_DATA ENTRIES:_
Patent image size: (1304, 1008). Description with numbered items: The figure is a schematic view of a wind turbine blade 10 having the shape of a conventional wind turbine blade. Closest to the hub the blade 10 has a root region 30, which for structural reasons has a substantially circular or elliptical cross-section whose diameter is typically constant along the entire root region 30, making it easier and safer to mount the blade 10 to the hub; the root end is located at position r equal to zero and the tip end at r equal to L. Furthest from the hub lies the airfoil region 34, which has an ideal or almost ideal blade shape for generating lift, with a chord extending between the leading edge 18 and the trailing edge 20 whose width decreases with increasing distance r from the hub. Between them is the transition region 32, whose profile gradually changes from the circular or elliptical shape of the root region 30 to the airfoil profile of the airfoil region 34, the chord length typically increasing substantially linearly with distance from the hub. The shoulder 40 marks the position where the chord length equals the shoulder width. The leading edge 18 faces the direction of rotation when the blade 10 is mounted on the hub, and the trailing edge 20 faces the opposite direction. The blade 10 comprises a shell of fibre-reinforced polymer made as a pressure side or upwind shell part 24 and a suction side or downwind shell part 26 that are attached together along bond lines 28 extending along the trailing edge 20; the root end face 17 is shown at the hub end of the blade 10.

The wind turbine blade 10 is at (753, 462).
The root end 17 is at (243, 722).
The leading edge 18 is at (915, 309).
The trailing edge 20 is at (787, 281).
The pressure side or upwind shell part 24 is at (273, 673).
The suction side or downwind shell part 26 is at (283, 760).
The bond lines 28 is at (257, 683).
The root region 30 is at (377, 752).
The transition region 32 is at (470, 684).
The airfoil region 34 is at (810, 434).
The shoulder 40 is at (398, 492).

_AIM OF THE TASK:_ Reproduce all the lines of the material above, character for character, without any changes.

_PROBLEM SOLUTION:_
Patent image size: (1304, 1008). Description with numbered items: The figure is a schematic view of a wind turbine blade 10 having the shape of a conventional wind turbine blade. Closest to the hub the blade 10 has a root region 30, which for structural reasons has a substantially circular or elliptical cross-section whose diameter is typically constant along the entire root region 30, making it easier and safer to mount the blade 10 to the hub; the root end is located at position r equal to zero and the tip end at r equal to L. Furthest from the hub lies the airfoil region 34, which has an ideal or almost ideal blade shape for generating lift, with a chord extending between the leading edge 18 and the trailing edge 20 whose width decreases with increasing distance r from the hub. Between them is the transition region 32, whose profile gradually changes from the circular or elliptical shape of the root region 30 to the airfoil profile of the airfoil region 34, the chord length typically increasing substantially linearly with distance from the hub. The shoulder 40 marks the position where the chord length equals the shoulder width. The leading edge 18 faces the direction of rotation when the blade 10 is mounted on the hub, and the trailing edge 20 faces the opposite direction. The blade 10 comprises a shell of fibre-reinforced polymer made as a pressure side or upwind shell part 24 and a suction side or downwind shell part 26 that are attached together along bond lines 28 extending along the trailing edge 20; the root end face 17 is shown at the hub end of the blade 10.

The wind turbine blade 10 is at (753, 462).
The root end 17 is at (243, 722).
The leading edge 18 is at (915, 309).
The trailing edge 20 is at (787, 281).
The pressure side or upwind shell part 24 is at (273, 673).
The suction side or downwind shell part 26 is at (283, 760).
The bond lines 28 is at (257, 683).
The root region 30 is at (377, 752).
The transition region 32 is at (470, 684).
The airfoil region 34 is at (810, 434).
The shoulder 40 is at (398, 492).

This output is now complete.